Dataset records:

---

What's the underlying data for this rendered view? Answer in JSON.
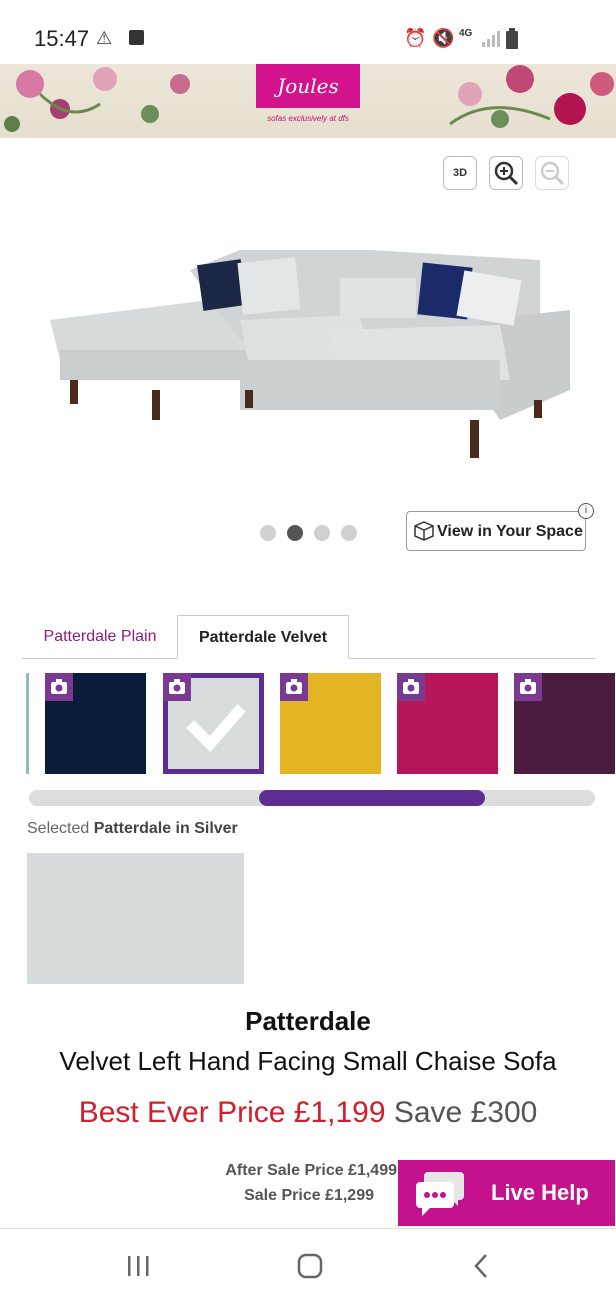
{
  "status_bar": {
    "time": "15:47",
    "network": "4G"
  },
  "banner": {
    "logo_text": "Joules",
    "tagline": "sofas exclusively at dfs"
  },
  "viewer": {
    "btn_3d": "3D",
    "btn_zoom_in_icon": "zoom-in-icon",
    "btn_zoom_out_icon": "zoom-out-icon",
    "view_space_label": "View in Your Space",
    "info_label": "i"
  },
  "carousel": {
    "total": 4,
    "active_index": 1
  },
  "tabs": [
    {
      "label": "Patterdale Plain",
      "active": false
    },
    {
      "label": "Patterdale Velvet",
      "active": true
    }
  ],
  "swatches": [
    {
      "color": "#0b1c3a",
      "selected": false
    },
    {
      "color": "#d7dddd",
      "selected": true
    },
    {
      "color": "#e3b524",
      "selected": false
    },
    {
      "color": "#b7155a",
      "selected": false
    },
    {
      "color": "#4a1d3e",
      "selected": false
    }
  ],
  "selection": {
    "prefix": "Selected",
    "name": "Patterdale in Silver"
  },
  "product": {
    "name": "Patterdale",
    "description": "Velvet Left Hand Facing Small Chaise Sofa",
    "best_price": "Best Ever Price £1,199",
    "save": "Save £300",
    "after_sale": "After Sale Price £1,499",
    "sale_price": "Sale Price £1,299"
  },
  "live_help": {
    "label": "Live Help"
  },
  "colors": {
    "brand_pink": "#d3138d",
    "accent_purple": "#5e2d91",
    "price_red": "#d01f2b"
  }
}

---

> [PROMPT]: Output all of the records exactly as they appear above, but not the pictures.

> [WRITTEN RESPONSE]:
What's the underlying data for this rendered view? Answer in JSON.
{
  "status_bar": {
    "time": "15:47",
    "network": "4G"
  },
  "banner": {
    "logo_text": "Joules",
    "tagline": "sofas exclusively at dfs"
  },
  "viewer": {
    "btn_3d": "3D",
    "btn_zoom_in_icon": "zoom-in-icon",
    "btn_zoom_out_icon": "zoom-out-icon",
    "view_space_label": "View in Your Space",
    "info_label": "i"
  },
  "carousel": {
    "total": 4,
    "active_index": 1
  },
  "tabs": [
    {
      "label": "Patterdale Plain",
      "active": false
    },
    {
      "label": "Patterdale Velvet",
      "active": true
    }
  ],
  "swatches": [
    {
      "color": "#0b1c3a",
      "selected": false
    },
    {
      "color": "#d7dddd",
      "selected": true
    },
    {
      "color": "#e3b524",
      "selected": false
    },
    {
      "color": "#b7155a",
      "selected": false
    },
    {
      "color": "#4a1d3e",
      "selected": false
    }
  ],
  "selection": {
    "prefix": "Selected",
    "name": "Patterdale in Silver"
  },
  "product": {
    "name": "Patterdale",
    "description": "Velvet Left Hand Facing Small Chaise Sofa",
    "best_price": "Best Ever Price £1,199",
    "save": "Save £300",
    "after_sale": "After Sale Price £1,499",
    "sale_price": "Sale Price £1,299"
  },
  "live_help": {
    "label": "Live Help"
  },
  "colors": {
    "brand_pink": "#d3138d",
    "accent_purple": "#5e2d91",
    "price_red": "#d01f2b"
  }
}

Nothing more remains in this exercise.